A verbatim copy of each record is required.

━━ MATERIAL FOR THE TASK

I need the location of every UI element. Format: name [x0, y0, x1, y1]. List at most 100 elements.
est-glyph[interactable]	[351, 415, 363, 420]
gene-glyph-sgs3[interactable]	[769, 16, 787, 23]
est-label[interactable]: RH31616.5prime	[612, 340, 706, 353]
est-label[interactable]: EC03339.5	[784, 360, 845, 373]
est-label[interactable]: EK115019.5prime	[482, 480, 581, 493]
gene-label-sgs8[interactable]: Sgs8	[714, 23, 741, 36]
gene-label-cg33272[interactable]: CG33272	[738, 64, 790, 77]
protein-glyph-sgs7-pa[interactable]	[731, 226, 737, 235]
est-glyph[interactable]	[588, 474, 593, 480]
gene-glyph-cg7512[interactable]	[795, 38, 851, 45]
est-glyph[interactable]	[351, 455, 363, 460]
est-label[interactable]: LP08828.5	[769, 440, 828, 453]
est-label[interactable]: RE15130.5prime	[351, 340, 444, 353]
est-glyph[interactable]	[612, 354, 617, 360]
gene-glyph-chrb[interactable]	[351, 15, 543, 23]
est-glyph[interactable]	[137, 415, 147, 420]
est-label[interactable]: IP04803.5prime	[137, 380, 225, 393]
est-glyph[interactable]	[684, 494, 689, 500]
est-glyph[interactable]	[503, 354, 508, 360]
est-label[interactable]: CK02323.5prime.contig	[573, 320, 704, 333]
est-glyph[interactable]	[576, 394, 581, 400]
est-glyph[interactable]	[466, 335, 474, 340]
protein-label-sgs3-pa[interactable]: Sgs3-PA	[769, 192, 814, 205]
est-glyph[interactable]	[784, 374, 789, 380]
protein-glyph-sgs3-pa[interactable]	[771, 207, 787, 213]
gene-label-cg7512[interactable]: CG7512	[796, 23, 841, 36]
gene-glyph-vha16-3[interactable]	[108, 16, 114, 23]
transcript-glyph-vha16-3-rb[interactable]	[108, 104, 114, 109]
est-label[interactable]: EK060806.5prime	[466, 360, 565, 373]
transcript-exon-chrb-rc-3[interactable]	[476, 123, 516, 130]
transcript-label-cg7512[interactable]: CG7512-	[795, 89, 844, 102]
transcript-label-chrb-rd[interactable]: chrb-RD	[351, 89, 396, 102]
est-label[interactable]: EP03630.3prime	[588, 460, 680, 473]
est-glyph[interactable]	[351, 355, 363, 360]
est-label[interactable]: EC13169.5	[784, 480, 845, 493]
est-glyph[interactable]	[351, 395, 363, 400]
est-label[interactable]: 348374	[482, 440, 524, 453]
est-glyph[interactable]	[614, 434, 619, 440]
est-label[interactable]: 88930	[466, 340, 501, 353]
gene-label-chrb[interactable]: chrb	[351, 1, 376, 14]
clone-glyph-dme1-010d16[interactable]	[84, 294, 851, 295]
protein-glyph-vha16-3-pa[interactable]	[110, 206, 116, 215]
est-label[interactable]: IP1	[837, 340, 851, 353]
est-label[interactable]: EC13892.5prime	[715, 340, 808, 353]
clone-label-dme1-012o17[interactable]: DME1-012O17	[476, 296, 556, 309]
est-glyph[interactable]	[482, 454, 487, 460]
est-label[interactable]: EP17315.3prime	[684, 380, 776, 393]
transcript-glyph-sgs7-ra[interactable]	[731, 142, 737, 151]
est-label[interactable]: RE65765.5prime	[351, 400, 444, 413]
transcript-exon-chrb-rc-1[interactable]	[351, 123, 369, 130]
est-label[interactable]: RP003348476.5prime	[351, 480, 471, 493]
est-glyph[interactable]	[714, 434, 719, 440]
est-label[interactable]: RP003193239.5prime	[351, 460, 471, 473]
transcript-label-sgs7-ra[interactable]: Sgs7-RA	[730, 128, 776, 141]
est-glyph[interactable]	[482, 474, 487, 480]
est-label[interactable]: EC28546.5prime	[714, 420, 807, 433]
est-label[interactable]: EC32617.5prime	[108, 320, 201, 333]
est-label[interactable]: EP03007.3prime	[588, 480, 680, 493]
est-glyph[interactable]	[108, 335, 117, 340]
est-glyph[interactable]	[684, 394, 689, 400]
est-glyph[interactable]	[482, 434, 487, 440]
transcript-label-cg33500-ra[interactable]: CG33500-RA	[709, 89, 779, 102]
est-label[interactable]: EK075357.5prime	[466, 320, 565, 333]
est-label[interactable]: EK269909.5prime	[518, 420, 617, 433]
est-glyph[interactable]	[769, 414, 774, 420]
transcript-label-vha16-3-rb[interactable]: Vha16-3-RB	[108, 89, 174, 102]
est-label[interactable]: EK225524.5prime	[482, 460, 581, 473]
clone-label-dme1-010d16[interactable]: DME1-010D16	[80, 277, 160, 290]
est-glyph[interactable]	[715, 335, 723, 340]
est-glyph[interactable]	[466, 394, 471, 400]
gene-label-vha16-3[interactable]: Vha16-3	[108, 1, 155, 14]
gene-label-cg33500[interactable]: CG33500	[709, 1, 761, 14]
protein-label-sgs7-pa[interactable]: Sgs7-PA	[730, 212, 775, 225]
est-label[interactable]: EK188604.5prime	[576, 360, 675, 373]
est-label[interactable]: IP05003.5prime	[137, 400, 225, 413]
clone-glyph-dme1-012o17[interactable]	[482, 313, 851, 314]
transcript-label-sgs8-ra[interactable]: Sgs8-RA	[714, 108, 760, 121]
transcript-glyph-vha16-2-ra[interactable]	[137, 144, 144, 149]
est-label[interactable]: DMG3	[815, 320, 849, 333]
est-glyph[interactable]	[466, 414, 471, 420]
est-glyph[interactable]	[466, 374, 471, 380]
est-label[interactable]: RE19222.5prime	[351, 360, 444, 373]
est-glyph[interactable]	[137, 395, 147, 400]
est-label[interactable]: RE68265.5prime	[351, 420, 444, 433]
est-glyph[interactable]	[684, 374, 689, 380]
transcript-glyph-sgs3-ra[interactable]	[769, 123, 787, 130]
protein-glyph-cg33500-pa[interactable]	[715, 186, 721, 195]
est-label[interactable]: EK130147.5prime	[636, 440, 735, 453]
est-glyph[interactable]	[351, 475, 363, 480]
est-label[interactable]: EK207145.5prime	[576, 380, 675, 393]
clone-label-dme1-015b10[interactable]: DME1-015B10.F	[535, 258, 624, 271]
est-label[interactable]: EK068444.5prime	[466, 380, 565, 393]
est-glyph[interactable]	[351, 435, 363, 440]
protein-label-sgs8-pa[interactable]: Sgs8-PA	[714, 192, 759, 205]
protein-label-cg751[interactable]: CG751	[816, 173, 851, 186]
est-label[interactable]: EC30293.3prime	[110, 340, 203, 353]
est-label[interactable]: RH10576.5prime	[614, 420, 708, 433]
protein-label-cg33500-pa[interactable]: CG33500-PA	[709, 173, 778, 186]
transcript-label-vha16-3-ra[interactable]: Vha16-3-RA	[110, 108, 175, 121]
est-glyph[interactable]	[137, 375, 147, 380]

━━━━

• RESULT OF THIS TASK:
I need the location of every UI element. Format: name [x0, y0, x1, y1]. List at most 100 elements.
est-glyph[interactable]	[351, 415, 363, 420]
gene-glyph-sgs3[interactable]	[769, 16, 787, 23]
est-label[interactable]: RH31616.5prime	[612, 340, 706, 353]
est-label[interactable]: EC03339.5	[784, 360, 845, 373]
est-label[interactable]: EK115019.5prime	[482, 480, 581, 493]
gene-label-sgs8[interactable]: Sgs8	[714, 23, 741, 36]
gene-label-cg33272[interactable]: CG33272	[738, 64, 790, 77]
protein-glyph-sgs7-pa[interactable]	[731, 226, 737, 235]
est-glyph[interactable]	[588, 474, 593, 480]
gene-glyph-cg7512[interactable]	[795, 38, 851, 45]
est-glyph[interactable]	[351, 455, 363, 460]
est-label[interactable]: LP08828.5	[769, 440, 828, 453]
est-label[interactable]: RE15130.5prime	[351, 340, 444, 353]
est-glyph[interactable]	[612, 354, 617, 360]
gene-glyph-chrb[interactable]	[351, 15, 543, 23]
est-glyph[interactable]	[137, 415, 147, 420]
est-label[interactable]: IP04803.5prime	[137, 380, 225, 393]
est-glyph[interactable]	[684, 494, 689, 500]
est-glyph[interactable]	[503, 354, 508, 360]
est-label[interactable]: CK02323.5prime.contig	[573, 320, 704, 333]
est-glyph[interactable]	[576, 394, 581, 400]
est-glyph[interactable]	[466, 335, 474, 340]
protein-label-sgs3-pa[interactable]: Sgs3-PA	[769, 192, 814, 205]
est-glyph[interactable]	[784, 374, 789, 380]
protein-glyph-sgs3-pa[interactable]	[771, 207, 787, 213]
gene-label-cg7512[interactable]: CG7512	[796, 23, 841, 36]
gene-glyph-vha16-3[interactable]	[108, 16, 114, 23]
transcript-glyph-vha16-3-rb[interactable]	[108, 104, 114, 109]
est-label[interactable]: EK060806.5prime	[466, 360, 565, 373]
transcript-exon-chrb-rc-3[interactable]	[476, 123, 516, 130]
transcript-label-cg7512[interactable]: CG7512-	[795, 89, 844, 102]
transcript-label-chrb-rd[interactable]: chrb-RD	[351, 89, 396, 102]
est-label[interactable]: EP03630.3prime	[588, 460, 680, 473]
est-glyph[interactable]	[351, 355, 363, 360]
est-label[interactable]: EC13169.5	[784, 480, 845, 493]
est-glyph[interactable]	[351, 395, 363, 400]
est-label[interactable]: 348374	[482, 440, 524, 453]
est-glyph[interactable]	[614, 434, 619, 440]
est-label[interactable]: 88930	[466, 340, 501, 353]
gene-label-chrb[interactable]: chrb	[351, 1, 376, 14]
clone-glyph-dme1-010d16[interactable]	[84, 294, 851, 295]
protein-glyph-vha16-3-pa[interactable]	[110, 206, 116, 215]
est-label[interactable]: IP1	[837, 340, 851, 353]
est-label[interactable]: EC13892.5prime	[715, 340, 808, 353]
clone-label-dme1-012o17[interactable]: DME1-012O17	[476, 296, 556, 309]
est-glyph[interactable]	[482, 454, 487, 460]
est-label[interactable]: EP17315.3prime	[684, 380, 776, 393]
transcript-glyph-sgs7-ra[interactable]	[731, 142, 737, 151]
est-label[interactable]: RE65765.5prime	[351, 400, 444, 413]
transcript-exon-chrb-rc-1[interactable]	[351, 123, 369, 130]
est-label[interactable]: RP003348476.5prime	[351, 480, 471, 493]
est-glyph[interactable]	[714, 434, 719, 440]
est-label[interactable]: RP003193239.5prime	[351, 460, 471, 473]
transcript-label-sgs7-ra[interactable]: Sgs7-RA	[730, 128, 776, 141]
est-glyph[interactable]	[482, 474, 487, 480]
est-label[interactable]: EC28546.5prime	[714, 420, 807, 433]
est-label[interactable]: EC32617.5prime	[108, 320, 201, 333]
est-label[interactable]: EP03007.3prime	[588, 480, 680, 493]
est-glyph[interactable]	[108, 335, 117, 340]
est-glyph[interactable]	[684, 394, 689, 400]
est-glyph[interactable]	[482, 434, 487, 440]
transcript-label-cg33500-ra[interactable]: CG33500-RA	[709, 89, 779, 102]
est-label[interactable]: EK075357.5prime	[466, 320, 565, 333]
est-label[interactable]: EK269909.5prime	[518, 420, 617, 433]
est-glyph[interactable]	[769, 414, 774, 420]
transcript-label-vha16-3-rb[interactable]: Vha16-3-RB	[108, 89, 174, 102]
est-label[interactable]: EK225524.5prime	[482, 460, 581, 473]
clone-label-dme1-010d16[interactable]: DME1-010D16	[80, 277, 160, 290]
est-glyph[interactable]	[715, 335, 723, 340]
est-glyph[interactable]	[466, 394, 471, 400]
gene-label-vha16-3[interactable]: Vha16-3	[108, 1, 155, 14]
gene-label-cg33500[interactable]: CG33500	[709, 1, 761, 14]
protein-label-sgs7-pa[interactable]: Sgs7-PA	[730, 212, 775, 225]
est-label[interactable]: EK188604.5prime	[576, 360, 675, 373]
est-label[interactable]: IP05003.5prime	[137, 400, 225, 413]
clone-glyph-dme1-012o17[interactable]	[482, 313, 851, 314]
transcript-label-sgs8-ra[interactable]: Sgs8-RA	[714, 108, 760, 121]
transcript-glyph-vha16-2-ra[interactable]	[137, 144, 144, 149]
est-label[interactable]: DMG3	[815, 320, 849, 333]
est-glyph[interactable]	[466, 414, 471, 420]
est-glyph[interactable]	[466, 374, 471, 380]
est-label[interactable]: RE19222.5prime	[351, 360, 444, 373]
est-glyph[interactable]	[137, 395, 147, 400]
est-label[interactable]: RE68265.5prime	[351, 420, 444, 433]
est-glyph[interactable]	[684, 374, 689, 380]
transcript-glyph-sgs3-ra[interactable]	[769, 123, 787, 130]
protein-glyph-cg33500-pa[interactable]	[715, 186, 721, 195]
est-label[interactable]: EK130147.5prime	[636, 440, 735, 453]
est-glyph[interactable]	[351, 475, 363, 480]
est-label[interactable]: EK207145.5prime	[576, 380, 675, 393]
clone-label-dme1-015b10[interactable]: DME1-015B10.F	[535, 258, 624, 271]
est-label[interactable]: EK068444.5prime	[466, 380, 565, 393]
est-glyph[interactable]	[351, 435, 363, 440]
protein-label-sgs8-pa[interactable]: Sgs8-PA	[714, 192, 759, 205]
protein-label-cg751[interactable]: CG751	[816, 173, 851, 186]
est-label[interactable]: EC30293.3prime	[110, 340, 203, 353]
est-label[interactable]: RH10576.5prime	[614, 420, 708, 433]
protein-label-cg33500-pa[interactable]: CG33500-PA	[709, 173, 778, 186]
transcript-label-vha16-3-ra[interactable]: Vha16-3-RA	[110, 108, 175, 121]
est-glyph[interactable]	[137, 375, 147, 380]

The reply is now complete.